■ TO DO
Take every line from the listing below that includes "Compression" and copy it.

■ DATA PROVIDED
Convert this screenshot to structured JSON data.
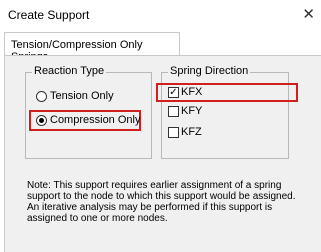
{
  "window": {
    "title": "Create Support",
    "close_symbol": "✕"
  },
  "tab": {
    "label": "Tension/Compression Only Springs."
  },
  "reaction_type": {
    "legend": "Reaction Type",
    "options": [
      {
        "label": "Tension Only",
        "selected": false
      },
      {
        "label": "Compression Only",
        "selected": true
      }
    ]
  },
  "spring_direction": {
    "legend": "Spring Direction",
    "options": [
      {
        "label": "KFX",
        "checked": true
      },
      {
        "label": "KFY",
        "checked": false
      },
      {
        "label": "KFZ",
        "checked": false
      }
    ]
  },
  "note": {
    "line1": "Note: This support requires earlier assignment of a spring",
    "line2": "support to the node to which this support would be assigned.",
    "line3": "An iterative analysis may be performed if this support is",
    "line4": "assigned to one or more nodes."
  },
  "colors": {
    "highlight": "#d11f1f",
    "panel_bg": "#f0f0f0"
  },
  "icons": {
    "close": "close-icon",
    "check": "check-mark-icon",
    "radio": "radio-dot-icon"
  }
}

■ RIGHT ANSWER
    "label": "Tension/Compression Only Springs."
        "label": "Compression Only",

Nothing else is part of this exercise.